### Stated problem
The lines to be set down run from the line containing "Serialize everything readable" through the final line of the data below; print them exactly and print nothing else.

### Data extract
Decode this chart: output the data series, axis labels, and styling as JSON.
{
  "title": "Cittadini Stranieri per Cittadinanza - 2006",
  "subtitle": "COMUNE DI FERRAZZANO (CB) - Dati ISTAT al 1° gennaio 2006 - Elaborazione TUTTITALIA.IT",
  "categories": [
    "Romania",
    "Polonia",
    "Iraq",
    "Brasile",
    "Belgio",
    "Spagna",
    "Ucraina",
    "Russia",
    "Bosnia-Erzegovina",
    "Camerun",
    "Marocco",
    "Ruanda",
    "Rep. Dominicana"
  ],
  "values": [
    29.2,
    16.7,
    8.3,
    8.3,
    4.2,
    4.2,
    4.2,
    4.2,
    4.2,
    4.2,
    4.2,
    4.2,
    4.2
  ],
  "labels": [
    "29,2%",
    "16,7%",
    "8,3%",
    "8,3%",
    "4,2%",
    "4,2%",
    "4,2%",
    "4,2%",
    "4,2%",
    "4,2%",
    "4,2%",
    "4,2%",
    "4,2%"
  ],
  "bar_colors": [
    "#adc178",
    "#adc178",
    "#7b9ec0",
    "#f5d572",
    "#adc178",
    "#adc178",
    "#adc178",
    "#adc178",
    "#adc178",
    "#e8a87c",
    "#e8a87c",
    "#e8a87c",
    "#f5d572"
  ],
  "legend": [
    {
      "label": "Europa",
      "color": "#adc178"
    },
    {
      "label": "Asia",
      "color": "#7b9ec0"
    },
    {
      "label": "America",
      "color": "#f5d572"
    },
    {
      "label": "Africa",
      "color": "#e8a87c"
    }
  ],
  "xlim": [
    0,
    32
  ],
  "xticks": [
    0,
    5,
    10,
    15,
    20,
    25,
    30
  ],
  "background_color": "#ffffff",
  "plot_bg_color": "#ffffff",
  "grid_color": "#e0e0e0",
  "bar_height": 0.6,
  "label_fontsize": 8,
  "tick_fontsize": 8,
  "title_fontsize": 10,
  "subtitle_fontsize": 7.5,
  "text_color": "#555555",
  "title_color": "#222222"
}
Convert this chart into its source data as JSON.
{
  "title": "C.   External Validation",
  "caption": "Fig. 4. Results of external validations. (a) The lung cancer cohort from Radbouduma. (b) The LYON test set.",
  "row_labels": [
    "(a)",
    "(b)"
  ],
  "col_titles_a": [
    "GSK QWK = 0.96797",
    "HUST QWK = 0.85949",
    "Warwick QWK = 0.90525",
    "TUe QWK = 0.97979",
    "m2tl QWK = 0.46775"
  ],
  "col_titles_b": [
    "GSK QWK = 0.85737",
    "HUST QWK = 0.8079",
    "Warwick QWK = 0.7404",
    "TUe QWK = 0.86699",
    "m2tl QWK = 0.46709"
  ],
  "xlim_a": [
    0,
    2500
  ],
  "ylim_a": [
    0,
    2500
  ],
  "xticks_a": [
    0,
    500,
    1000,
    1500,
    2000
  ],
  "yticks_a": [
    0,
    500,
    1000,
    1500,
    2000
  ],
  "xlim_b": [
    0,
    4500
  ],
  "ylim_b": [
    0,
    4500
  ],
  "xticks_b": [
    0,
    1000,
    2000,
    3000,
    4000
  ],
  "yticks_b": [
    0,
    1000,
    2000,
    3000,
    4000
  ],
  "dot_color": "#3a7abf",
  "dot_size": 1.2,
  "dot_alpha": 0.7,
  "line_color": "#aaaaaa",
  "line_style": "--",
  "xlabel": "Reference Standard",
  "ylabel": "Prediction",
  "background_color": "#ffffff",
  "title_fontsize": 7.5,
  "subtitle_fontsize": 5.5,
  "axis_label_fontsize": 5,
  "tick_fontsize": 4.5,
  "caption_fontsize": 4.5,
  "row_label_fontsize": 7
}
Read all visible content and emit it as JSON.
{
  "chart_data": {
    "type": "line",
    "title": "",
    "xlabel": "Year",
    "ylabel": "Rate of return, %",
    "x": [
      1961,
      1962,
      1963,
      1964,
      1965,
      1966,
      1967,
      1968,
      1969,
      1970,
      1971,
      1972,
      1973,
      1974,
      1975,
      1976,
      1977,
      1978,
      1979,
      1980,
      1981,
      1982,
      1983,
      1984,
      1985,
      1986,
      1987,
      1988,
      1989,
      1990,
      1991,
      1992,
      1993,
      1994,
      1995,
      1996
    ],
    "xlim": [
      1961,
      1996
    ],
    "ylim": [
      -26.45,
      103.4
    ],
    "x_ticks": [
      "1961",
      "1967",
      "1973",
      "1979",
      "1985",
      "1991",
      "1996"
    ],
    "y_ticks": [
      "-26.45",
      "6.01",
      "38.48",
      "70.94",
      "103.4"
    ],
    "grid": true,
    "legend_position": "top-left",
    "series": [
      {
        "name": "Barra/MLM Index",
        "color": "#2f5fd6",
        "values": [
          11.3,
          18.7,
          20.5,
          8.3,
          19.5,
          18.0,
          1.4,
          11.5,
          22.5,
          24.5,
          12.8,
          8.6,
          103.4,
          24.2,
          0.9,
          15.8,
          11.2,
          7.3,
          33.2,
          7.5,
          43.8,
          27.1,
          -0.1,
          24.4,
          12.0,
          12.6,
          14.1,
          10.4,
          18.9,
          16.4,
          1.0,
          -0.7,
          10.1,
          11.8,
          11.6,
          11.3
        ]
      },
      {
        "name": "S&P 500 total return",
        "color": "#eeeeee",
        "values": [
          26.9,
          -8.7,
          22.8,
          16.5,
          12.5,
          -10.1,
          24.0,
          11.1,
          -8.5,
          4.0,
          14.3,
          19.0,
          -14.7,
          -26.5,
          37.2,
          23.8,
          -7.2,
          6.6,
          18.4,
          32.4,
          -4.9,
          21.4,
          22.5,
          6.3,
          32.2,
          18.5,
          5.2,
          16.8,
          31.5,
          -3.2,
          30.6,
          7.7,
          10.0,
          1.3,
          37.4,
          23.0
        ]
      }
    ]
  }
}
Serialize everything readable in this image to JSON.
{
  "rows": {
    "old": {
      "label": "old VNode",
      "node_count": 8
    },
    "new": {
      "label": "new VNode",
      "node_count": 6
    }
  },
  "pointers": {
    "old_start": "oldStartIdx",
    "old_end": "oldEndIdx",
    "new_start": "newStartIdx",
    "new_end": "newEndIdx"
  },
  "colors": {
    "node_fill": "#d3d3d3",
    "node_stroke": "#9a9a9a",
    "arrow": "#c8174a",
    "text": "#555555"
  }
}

### Task answer
Serialize everything readable in this image to JSON.
{
  "rows": {
    "old": {
      "label": "old VNode",
      "node_count": 8
    },
    "new": {
      "label": "new VNode",
      "node_count": 6
    }
  },
  "pointers": {
    "old_start": "oldStartIdx",
    "old_end": "oldEndIdx",
    "new_start": "newStartIdx",
    "new_end": "newEndIdx"
  },
  "colors": {
    "node_fill": "#d3d3d3",
    "node_stroke": "#9a9a9a",
    "arrow": "#c8174a",
    "text": "#555555"
  }
}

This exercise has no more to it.